--- start Records provided ---

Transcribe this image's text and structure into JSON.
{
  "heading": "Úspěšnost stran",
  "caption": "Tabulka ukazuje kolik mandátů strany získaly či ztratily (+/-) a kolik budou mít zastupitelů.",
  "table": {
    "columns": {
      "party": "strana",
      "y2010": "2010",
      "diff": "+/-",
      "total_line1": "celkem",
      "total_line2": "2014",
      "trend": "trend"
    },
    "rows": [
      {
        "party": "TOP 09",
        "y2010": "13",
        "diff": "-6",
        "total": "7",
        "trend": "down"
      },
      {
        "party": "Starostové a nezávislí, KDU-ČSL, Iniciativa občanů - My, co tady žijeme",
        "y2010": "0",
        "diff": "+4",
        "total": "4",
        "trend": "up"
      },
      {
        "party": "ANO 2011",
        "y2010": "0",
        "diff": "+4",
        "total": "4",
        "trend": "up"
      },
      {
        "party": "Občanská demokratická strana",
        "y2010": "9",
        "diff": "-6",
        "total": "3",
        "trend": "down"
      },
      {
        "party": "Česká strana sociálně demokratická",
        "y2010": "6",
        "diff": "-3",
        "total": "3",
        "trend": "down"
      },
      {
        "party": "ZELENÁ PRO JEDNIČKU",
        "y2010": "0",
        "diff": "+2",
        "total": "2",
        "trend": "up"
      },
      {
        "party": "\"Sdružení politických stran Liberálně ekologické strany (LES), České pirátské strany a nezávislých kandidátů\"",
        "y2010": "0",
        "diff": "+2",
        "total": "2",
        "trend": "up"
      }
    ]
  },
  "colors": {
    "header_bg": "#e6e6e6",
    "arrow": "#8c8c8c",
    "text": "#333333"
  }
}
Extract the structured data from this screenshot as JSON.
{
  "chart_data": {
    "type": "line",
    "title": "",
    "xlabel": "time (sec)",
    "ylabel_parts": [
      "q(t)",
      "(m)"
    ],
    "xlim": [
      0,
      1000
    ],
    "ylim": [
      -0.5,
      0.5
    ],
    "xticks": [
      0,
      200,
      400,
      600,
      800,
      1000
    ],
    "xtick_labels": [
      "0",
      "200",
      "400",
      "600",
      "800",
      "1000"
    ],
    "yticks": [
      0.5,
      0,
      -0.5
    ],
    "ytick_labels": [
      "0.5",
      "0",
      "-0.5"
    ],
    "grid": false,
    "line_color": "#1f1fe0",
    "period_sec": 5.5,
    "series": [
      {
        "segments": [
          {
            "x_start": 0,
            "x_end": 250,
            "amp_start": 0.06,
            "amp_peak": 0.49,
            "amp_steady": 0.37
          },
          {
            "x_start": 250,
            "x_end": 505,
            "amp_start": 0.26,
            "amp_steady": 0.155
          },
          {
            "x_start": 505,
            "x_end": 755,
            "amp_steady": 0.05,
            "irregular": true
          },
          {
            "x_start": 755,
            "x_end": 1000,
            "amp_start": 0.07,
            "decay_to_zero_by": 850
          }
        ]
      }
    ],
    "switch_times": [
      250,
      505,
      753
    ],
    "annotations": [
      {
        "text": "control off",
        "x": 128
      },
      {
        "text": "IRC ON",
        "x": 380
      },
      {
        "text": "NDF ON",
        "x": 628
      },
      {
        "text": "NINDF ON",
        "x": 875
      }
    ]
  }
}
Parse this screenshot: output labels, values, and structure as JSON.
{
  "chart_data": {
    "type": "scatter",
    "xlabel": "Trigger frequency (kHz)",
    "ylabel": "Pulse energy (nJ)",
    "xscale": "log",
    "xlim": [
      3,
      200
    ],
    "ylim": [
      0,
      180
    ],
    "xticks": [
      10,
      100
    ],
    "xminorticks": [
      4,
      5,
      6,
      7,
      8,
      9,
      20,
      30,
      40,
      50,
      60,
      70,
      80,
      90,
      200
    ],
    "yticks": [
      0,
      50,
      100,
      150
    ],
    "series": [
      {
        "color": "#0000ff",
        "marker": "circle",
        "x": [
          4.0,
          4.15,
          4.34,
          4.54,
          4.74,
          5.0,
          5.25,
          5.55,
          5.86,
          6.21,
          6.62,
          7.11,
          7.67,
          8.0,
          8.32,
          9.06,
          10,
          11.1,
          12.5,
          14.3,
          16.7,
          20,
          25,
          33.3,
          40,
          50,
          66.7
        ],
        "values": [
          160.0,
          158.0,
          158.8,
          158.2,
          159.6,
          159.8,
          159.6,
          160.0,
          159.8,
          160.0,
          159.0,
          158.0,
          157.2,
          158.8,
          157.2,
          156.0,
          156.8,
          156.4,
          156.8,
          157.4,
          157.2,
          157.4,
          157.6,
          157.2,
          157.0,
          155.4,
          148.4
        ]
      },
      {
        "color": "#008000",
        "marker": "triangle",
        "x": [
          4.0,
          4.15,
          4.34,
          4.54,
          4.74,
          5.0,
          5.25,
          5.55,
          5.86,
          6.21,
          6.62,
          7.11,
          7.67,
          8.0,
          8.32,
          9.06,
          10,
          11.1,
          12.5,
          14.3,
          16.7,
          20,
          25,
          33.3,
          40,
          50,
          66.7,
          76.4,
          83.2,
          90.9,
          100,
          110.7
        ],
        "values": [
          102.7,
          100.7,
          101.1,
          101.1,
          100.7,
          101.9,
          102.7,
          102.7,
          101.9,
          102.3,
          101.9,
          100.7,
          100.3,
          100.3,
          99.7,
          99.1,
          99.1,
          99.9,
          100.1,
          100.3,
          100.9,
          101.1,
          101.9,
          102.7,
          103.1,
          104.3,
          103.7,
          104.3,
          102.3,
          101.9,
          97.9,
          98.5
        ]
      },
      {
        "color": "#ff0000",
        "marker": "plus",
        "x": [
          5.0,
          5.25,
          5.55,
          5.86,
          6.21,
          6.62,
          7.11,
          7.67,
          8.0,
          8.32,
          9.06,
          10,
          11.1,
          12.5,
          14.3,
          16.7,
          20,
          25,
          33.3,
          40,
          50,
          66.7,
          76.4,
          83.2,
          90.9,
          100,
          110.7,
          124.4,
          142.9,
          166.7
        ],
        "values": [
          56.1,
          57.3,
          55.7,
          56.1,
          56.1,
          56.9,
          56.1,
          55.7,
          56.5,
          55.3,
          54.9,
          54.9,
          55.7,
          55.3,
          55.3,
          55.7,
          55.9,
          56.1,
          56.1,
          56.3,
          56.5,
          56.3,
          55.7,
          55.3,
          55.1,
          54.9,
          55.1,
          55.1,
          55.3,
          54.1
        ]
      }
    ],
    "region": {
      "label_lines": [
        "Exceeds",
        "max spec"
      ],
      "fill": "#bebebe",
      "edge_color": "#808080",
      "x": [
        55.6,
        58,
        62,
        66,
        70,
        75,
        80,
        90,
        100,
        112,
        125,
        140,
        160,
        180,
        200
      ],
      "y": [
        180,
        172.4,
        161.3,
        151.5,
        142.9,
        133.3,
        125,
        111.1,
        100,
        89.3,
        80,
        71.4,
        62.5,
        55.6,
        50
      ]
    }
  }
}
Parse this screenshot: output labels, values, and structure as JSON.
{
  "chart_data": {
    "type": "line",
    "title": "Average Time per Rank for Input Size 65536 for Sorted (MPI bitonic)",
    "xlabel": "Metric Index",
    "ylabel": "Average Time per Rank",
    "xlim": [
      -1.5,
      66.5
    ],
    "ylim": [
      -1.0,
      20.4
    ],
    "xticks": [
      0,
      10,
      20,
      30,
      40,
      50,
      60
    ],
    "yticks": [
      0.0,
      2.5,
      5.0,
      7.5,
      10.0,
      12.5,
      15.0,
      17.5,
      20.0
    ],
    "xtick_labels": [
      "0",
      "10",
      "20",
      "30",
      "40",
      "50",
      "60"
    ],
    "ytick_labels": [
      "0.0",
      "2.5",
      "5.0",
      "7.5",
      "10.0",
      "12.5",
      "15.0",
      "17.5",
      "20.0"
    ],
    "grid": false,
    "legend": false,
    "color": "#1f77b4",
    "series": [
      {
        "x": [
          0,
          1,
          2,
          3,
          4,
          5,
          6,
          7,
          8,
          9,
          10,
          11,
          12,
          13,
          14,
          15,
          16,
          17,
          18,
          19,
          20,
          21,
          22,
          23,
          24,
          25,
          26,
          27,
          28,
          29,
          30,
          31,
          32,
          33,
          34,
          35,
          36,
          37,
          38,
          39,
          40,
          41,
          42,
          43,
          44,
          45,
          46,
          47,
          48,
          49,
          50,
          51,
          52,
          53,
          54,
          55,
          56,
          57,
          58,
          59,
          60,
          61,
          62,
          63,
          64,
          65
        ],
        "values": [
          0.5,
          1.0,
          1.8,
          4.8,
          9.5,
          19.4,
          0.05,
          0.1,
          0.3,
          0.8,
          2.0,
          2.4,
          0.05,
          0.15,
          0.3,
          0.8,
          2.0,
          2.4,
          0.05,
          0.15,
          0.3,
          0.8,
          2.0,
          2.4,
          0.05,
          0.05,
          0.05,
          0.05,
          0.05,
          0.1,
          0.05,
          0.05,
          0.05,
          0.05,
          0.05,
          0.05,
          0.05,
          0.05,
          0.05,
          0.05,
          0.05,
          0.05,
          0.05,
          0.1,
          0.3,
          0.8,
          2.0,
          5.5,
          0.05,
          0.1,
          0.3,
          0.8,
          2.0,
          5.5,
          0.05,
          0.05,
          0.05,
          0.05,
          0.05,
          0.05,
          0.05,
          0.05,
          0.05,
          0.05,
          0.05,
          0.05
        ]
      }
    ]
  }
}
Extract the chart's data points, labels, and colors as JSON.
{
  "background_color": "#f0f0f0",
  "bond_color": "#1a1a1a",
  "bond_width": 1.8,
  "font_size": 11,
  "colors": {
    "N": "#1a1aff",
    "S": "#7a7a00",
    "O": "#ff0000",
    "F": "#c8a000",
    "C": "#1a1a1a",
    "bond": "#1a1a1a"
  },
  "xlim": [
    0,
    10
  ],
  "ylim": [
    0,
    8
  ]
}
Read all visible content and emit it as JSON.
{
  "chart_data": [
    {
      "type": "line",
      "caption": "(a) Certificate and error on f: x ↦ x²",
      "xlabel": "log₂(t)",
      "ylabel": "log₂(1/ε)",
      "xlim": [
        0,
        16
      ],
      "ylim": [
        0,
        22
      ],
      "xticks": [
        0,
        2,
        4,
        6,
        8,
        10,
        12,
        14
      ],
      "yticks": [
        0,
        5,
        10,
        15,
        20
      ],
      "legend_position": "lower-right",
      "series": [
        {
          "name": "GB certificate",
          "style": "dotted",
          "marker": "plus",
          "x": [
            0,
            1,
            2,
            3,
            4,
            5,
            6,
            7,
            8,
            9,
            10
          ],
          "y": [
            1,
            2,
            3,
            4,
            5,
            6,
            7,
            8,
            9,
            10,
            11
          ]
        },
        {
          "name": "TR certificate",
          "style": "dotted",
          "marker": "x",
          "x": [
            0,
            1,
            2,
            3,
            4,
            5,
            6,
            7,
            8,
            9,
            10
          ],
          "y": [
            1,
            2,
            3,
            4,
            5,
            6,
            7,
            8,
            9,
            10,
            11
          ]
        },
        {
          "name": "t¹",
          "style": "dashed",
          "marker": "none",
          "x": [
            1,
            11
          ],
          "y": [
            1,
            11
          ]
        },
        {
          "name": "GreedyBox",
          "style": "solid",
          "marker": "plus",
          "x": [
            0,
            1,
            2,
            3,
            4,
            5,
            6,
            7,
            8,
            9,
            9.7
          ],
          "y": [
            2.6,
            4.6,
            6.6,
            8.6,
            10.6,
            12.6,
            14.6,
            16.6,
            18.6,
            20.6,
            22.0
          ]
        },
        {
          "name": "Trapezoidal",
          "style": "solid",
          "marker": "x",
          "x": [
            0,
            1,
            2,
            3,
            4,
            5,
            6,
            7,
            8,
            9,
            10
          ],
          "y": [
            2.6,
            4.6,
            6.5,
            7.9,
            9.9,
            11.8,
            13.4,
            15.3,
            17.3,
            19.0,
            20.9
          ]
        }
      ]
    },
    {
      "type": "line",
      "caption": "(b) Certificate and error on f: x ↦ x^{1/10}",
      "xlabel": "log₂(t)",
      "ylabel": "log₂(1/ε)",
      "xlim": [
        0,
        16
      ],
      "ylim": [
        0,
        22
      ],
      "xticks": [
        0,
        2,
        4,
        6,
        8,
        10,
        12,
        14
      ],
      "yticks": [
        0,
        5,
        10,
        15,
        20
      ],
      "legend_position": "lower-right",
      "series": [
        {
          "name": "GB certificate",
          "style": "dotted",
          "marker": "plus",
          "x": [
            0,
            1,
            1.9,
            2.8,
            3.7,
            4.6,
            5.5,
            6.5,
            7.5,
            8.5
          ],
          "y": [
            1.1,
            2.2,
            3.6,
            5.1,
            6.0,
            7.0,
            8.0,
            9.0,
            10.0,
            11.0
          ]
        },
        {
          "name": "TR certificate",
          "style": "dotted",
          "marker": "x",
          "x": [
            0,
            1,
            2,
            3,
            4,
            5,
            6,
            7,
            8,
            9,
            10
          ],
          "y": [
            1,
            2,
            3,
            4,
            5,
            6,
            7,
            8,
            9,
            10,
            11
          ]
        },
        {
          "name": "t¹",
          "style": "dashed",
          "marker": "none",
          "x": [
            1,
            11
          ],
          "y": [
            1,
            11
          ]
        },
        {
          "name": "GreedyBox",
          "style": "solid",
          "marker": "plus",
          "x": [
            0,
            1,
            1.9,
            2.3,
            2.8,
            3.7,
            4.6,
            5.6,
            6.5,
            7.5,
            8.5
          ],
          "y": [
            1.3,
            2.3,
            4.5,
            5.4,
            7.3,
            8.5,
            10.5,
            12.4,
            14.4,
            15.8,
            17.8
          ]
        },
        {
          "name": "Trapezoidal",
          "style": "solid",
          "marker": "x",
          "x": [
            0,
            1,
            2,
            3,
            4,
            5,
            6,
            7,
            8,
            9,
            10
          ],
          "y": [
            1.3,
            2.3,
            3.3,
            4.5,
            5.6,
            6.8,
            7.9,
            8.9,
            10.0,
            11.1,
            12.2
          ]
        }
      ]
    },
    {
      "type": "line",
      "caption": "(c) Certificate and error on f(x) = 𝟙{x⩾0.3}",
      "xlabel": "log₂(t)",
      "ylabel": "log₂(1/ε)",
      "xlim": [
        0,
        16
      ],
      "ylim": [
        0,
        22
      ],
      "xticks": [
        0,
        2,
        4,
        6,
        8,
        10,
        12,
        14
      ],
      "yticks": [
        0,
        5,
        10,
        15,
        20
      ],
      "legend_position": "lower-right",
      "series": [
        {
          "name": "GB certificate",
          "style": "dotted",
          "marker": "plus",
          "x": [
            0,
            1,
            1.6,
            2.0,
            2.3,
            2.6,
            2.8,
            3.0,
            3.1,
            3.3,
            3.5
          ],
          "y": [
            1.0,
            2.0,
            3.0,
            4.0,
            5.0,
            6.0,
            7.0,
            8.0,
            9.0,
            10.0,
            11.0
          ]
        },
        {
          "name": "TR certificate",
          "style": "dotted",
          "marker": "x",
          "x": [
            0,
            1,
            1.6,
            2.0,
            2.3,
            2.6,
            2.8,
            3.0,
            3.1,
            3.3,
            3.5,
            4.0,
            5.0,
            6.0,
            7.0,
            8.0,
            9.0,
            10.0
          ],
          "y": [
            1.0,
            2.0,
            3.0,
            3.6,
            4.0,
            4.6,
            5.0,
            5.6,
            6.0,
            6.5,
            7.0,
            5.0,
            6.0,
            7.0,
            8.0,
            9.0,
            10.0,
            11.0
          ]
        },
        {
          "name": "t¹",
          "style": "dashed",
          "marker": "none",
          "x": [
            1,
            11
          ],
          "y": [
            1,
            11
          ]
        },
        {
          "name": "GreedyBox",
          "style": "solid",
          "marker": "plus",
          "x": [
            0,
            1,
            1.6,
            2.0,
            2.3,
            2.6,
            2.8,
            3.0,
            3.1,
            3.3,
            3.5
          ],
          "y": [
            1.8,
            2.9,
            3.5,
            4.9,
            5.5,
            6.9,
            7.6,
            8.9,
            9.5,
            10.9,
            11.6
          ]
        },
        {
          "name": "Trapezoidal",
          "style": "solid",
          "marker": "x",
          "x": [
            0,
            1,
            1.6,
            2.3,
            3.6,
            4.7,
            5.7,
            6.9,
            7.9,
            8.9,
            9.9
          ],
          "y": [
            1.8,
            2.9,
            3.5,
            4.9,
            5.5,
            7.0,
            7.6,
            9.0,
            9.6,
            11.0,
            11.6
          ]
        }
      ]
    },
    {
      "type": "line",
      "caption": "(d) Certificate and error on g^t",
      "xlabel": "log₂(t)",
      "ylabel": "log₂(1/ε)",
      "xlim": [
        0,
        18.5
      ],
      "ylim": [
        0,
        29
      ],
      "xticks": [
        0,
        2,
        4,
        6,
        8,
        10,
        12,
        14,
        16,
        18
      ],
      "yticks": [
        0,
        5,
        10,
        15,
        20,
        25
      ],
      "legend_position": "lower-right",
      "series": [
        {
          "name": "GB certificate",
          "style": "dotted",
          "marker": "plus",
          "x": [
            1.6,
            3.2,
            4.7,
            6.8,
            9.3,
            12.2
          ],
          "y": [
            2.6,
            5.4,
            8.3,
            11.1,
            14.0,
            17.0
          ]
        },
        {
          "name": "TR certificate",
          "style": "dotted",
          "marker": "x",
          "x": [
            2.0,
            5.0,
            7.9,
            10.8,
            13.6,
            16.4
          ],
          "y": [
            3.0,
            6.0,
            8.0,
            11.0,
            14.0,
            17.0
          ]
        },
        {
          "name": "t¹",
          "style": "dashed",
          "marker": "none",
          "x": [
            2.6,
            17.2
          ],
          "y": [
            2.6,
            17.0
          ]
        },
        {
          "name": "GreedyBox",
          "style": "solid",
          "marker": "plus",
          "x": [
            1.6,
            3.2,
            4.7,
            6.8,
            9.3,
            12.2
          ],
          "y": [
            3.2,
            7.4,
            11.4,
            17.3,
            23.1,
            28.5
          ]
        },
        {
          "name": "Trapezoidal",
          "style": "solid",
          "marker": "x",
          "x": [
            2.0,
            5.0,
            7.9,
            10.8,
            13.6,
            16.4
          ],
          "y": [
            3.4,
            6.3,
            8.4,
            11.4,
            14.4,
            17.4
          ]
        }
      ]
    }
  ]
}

--- end Records provided ---

## [What needs to be done]
Show every line of the listing in which the string "strany" can be found.

## [Exercise result]
  "caption": "Tabulka ukazuje kolik mandátů strany získaly či ztratily (+/-) a kolik budou mít zastupitelů.",
        "party": "\"Sdružení politických stran Liberálně ekologické strany (LES), České pirátské strany a nezávislých kandidátů\"",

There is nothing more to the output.